Which lines hold the word "keys"? Copy each one.

[START OF Dataset rows]

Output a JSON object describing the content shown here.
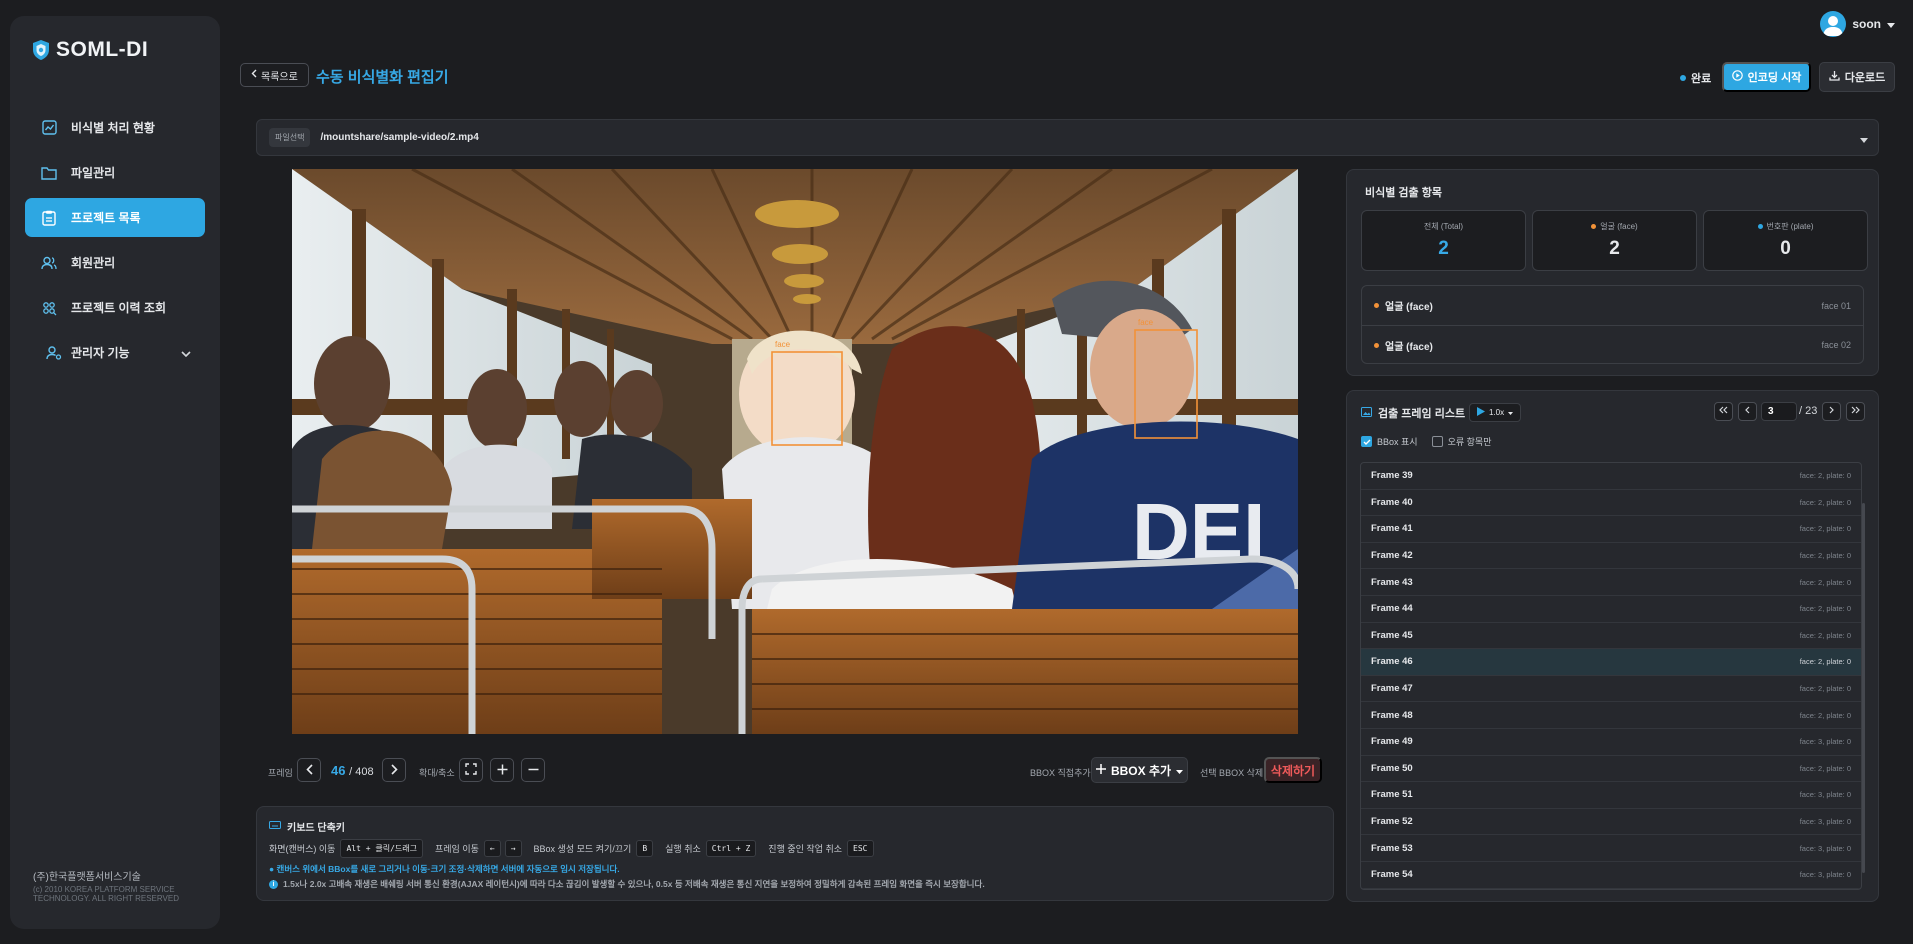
{
  "app": {
    "logo_text": "SOML-DI"
  },
  "sidebar": {
    "items": [
      {
        "label": "비식별 처리 현황",
        "icon": "chart-icon",
        "active": false
      },
      {
        "label": "파일관리",
        "icon": "folder-icon",
        "active": false
      },
      {
        "label": "프로젝트 목록",
        "icon": "clipboard-icon",
        "active": true
      },
      {
        "label": "회원관리",
        "icon": "users-icon",
        "active": false
      },
      {
        "label": "프로젝트 이력 조회",
        "icon": "history-icon",
        "active": false
      },
      {
        "label": "관리자 기능",
        "icon": "admin-icon",
        "active": false
      }
    ],
    "company_name": "(주)한국플랫폼서비스기술",
    "copyright": "(c) 2010 KOREA PLATFORM SERVICE TECHNOLOGY. ALL RIGHT RESERVED"
  },
  "header": {
    "user_name": "soon",
    "back_label": "목록으로",
    "title": "수동 비식별화 편집기",
    "status": "완료",
    "encode_label": "인코딩 시작",
    "download_label": "다운로드"
  },
  "file": {
    "label": "파일선택",
    "path": "/mountshare/sample-video/2.mp4"
  },
  "video": {
    "bbox_label": "face"
  },
  "controls": {
    "frame_label": "프레임",
    "current_frame": "46",
    "total_frames": "/ 408",
    "zoom_label": "확대/축소",
    "bbox_direct_label": "BBOX 직접추가",
    "bbox_add_label": "BBOX 추가",
    "selected_delete_label": "선택 BBOX 삭제",
    "delete_label": "삭제하기"
  },
  "keyboard": {
    "title": "키보드 단축키",
    "shortcuts": [
      {
        "label": "화면(캔버스) 이동",
        "keys": "Alt + 클릭/드래그"
      },
      {
        "label": "프레임 이동",
        "keys": [
          "←",
          "→"
        ]
      },
      {
        "label": "BBox 생성 모드 켜기/끄기",
        "keys": "B"
      },
      {
        "label": "실행 취소",
        "keys": "Ctrl + Z"
      },
      {
        "label": "진행 중인 작업 취소",
        "keys": "ESC"
      }
    ],
    "note1": "● 캔버스 위에서 BBox를 새로 그리거나 이동·크기 조정·삭제하면 서버에 자동으로 임시 저장됩니다.",
    "note2": "1.5x나 2.0x 고배속 재생은 배쉐링 서버 통신 환경(AJAX 레이턴시)에 따라 다소 끊김이 발생할 수 있으나, 0.5x 등 저배속 재생은 통신 지연을 보정하여 정밀하게 감속된 프레임 화면을 즉시 보장합니다."
  },
  "stats": {
    "title": "비식별 검출 항목",
    "cards": [
      {
        "label": "전체 (Total)",
        "value": "2",
        "accent": "#37a9e6"
      },
      {
        "label": "얼굴 (face)",
        "value": "2",
        "accent": "#ffffff"
      },
      {
        "label": "번호판 (plate)",
        "value": "0",
        "accent": "#ffffff"
      }
    ],
    "detections": [
      {
        "label": "얼굴 (face)",
        "id": "face 01"
      },
      {
        "label": "얼굴 (face)",
        "id": "face 02"
      }
    ]
  },
  "frames": {
    "title": "검출 프레임 리스트",
    "speed": "1.0x",
    "page": "3",
    "pages": "/ 23",
    "show_bbox_label": "BBox 표시",
    "errors_only_label": "오류 항목만",
    "show_bbox_checked": true,
    "errors_only_checked": false,
    "list": [
      {
        "name": "Frame 39",
        "meta": "face: 2, plate: 0"
      },
      {
        "name": "Frame 40",
        "meta": "face: 2, plate: 0"
      },
      {
        "name": "Frame 41",
        "meta": "face: 2, plate: 0"
      },
      {
        "name": "Frame 42",
        "meta": "face: 2, plate: 0"
      },
      {
        "name": "Frame 43",
        "meta": "face: 2, plate: 0"
      },
      {
        "name": "Frame 44",
        "meta": "face: 2, plate: 0"
      },
      {
        "name": "Frame 45",
        "meta": "face: 2, plate: 0"
      },
      {
        "name": "Frame 46",
        "meta": "face: 2, plate: 0",
        "selected": true
      },
      {
        "name": "Frame 47",
        "meta": "face: 2, plate: 0"
      },
      {
        "name": "Frame 48",
        "meta": "face: 2, plate: 0"
      },
      {
        "name": "Frame 49",
        "meta": "face: 3, plate: 0"
      },
      {
        "name": "Frame 50",
        "meta": "face: 2, plate: 0"
      },
      {
        "name": "Frame 51",
        "meta": "face: 3, plate: 0"
      },
      {
        "name": "Frame 52",
        "meta": "face: 3, plate: 0"
      },
      {
        "name": "Frame 53",
        "meta": "face: 3, plate: 0"
      },
      {
        "name": "Frame 54",
        "meta": "face: 3, plate: 0"
      }
    ]
  },
  "colors": {
    "accent": "#2ea7e2",
    "face": "#f29238",
    "danger": "#f05a5a"
  }
}
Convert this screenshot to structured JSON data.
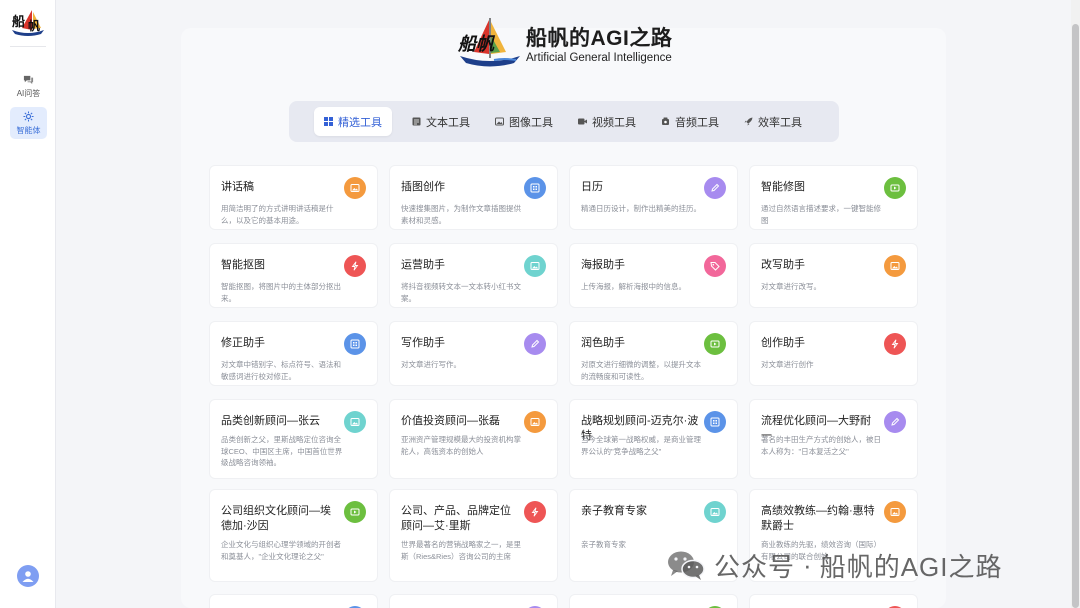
{
  "sidebar": {
    "items": [
      {
        "label": "AI问答",
        "icon": "chat-icon",
        "active": false
      },
      {
        "label": "智能体",
        "icon": "agent-icon",
        "active": true
      }
    ]
  },
  "brand": {
    "title": "船帆的AGI之路",
    "subtitle": "Artificial General Intelligence",
    "logo_text": "船帆"
  },
  "tabs": [
    {
      "label": "精选工具",
      "icon": "grid-icon",
      "active": true
    },
    {
      "label": "文本工具",
      "icon": "document-icon",
      "active": false
    },
    {
      "label": "图像工具",
      "icon": "image-icon",
      "active": false
    },
    {
      "label": "视频工具",
      "icon": "video-icon",
      "active": false
    },
    {
      "label": "音频工具",
      "icon": "audio-icon",
      "active": false
    },
    {
      "label": "效率工具",
      "icon": "rocket-icon",
      "active": false
    }
  ],
  "cards": [
    {
      "title": "讲话稿",
      "desc": "用简洁明了的方式讲明讲话稿是什么，以及它的基本用途。",
      "icon": "image-icon",
      "color": "#f49a3e"
    },
    {
      "title": "插图创作",
      "desc": "快速搜集图片，为制作文章插图提供素材和灵感。",
      "icon": "grid-icon",
      "color": "#5b93e8"
    },
    {
      "title": "日历",
      "desc": "精通日历设计，制作出精美的挂历。",
      "icon": "pencil-icon",
      "color": "#a78bef"
    },
    {
      "title": "智能修图",
      "desc": "通过自然语言描述要求，一键智能修图",
      "icon": "video-icon",
      "color": "#6cbf3f"
    },
    {
      "title": "智能抠图",
      "desc": "智能抠图，将图片中的主体部分抠出来。",
      "icon": "bolt-icon",
      "color": "#ee5555"
    },
    {
      "title": "运营助手",
      "desc": "将抖音视频转文本一文本转小红书文案。",
      "icon": "image-icon",
      "color": "#6fd3cf"
    },
    {
      "title": "海报助手",
      "desc": "上传海报，解析海报中的信息。",
      "icon": "tag-icon",
      "color": "#f2679a"
    },
    {
      "title": "改写助手",
      "desc": "对文章进行改写。",
      "icon": "image-icon",
      "color": "#f49a3e"
    },
    {
      "title": "修正助手",
      "desc": "对文章中错别字、标点符号、语法和敏感词进行校对修正。",
      "icon": "grid-icon",
      "color": "#5b93e8"
    },
    {
      "title": "写作助手",
      "desc": "对文章进行写作。",
      "icon": "pencil-icon",
      "color": "#a78bef"
    },
    {
      "title": "润色助手",
      "desc": "对原文进行细微的调整，以提升文本的流畅度和可读性。",
      "icon": "video-icon",
      "color": "#6cbf3f"
    },
    {
      "title": "创作助手",
      "desc": "对文章进行创作",
      "icon": "bolt-icon",
      "color": "#ee5555"
    },
    {
      "title": "品类创新顾问—张云",
      "desc": "品类创新之父，里斯战略定位咨询全球CEO、中国区主席，中国首位世界级战略咨询领袖。",
      "icon": "image-icon",
      "color": "#6fd3cf"
    },
    {
      "title": "价值投资顾问—张磊",
      "desc": "亚洲资产管理规模最大的投资机构掌舵人，高瓴资本的创始人",
      "icon": "image-icon",
      "color": "#f49a3e"
    },
    {
      "title": "战略规划顾问-迈克尔·波特",
      "desc": "当今全球第一战略权威，是商业管理界公认的\"竞争战略之父\"",
      "icon": "grid-icon",
      "color": "#5b93e8"
    },
    {
      "title": "流程优化顾问—大野耐一",
      "desc": "著名的丰田生产方式的创始人，被日本人称为：\"日本复活之父\"",
      "icon": "pencil-icon",
      "color": "#a78bef"
    },
    {
      "title": "公司组织文化顾问—埃德加·沙因",
      "desc": "企业文化与组织心理学领域的开创者和奠基人，\"企业文化理论之父\"",
      "icon": "video-icon",
      "color": "#6cbf3f"
    },
    {
      "title": "公司、产品、品牌定位顾问—艾·里斯",
      "desc": "世界最著名的营销战略家之一，是里斯（Ries&Ries）咨询公司的主席",
      "icon": "bolt-icon",
      "color": "#ee5555"
    },
    {
      "title": "亲子教育专家",
      "desc": "亲子教育专家",
      "icon": "image-icon",
      "color": "#6fd3cf"
    },
    {
      "title": "高绩效教练—约翰·惠特默爵士",
      "desc": "商业教练的先驱，绩效咨询（国际）有限公司的联合创始",
      "icon": "image-icon",
      "color": "#f49a3e"
    },
    {
      "title": "",
      "desc": "",
      "icon": "grid-icon",
      "color": "#5b93e8"
    },
    {
      "title": "",
      "desc": "",
      "icon": "pencil-icon",
      "color": "#a78bef"
    },
    {
      "title": "",
      "desc": "",
      "icon": "video-icon",
      "color": "#6cbf3f"
    },
    {
      "title": "",
      "desc": "",
      "icon": "bolt-icon",
      "color": "#ee5555"
    }
  ],
  "watermark": {
    "prefix": "公众号",
    "separator": "·",
    "name": "船帆的AGI之路",
    "icon": "wechat-icon"
  }
}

[END OF Dataset rows]

■ Full response:
        "keys": "Alt + 클릭/드래그"
        "keys": [
        "keys": "B"
        "keys": "Ctrl + Z"
        "keys": "ESC"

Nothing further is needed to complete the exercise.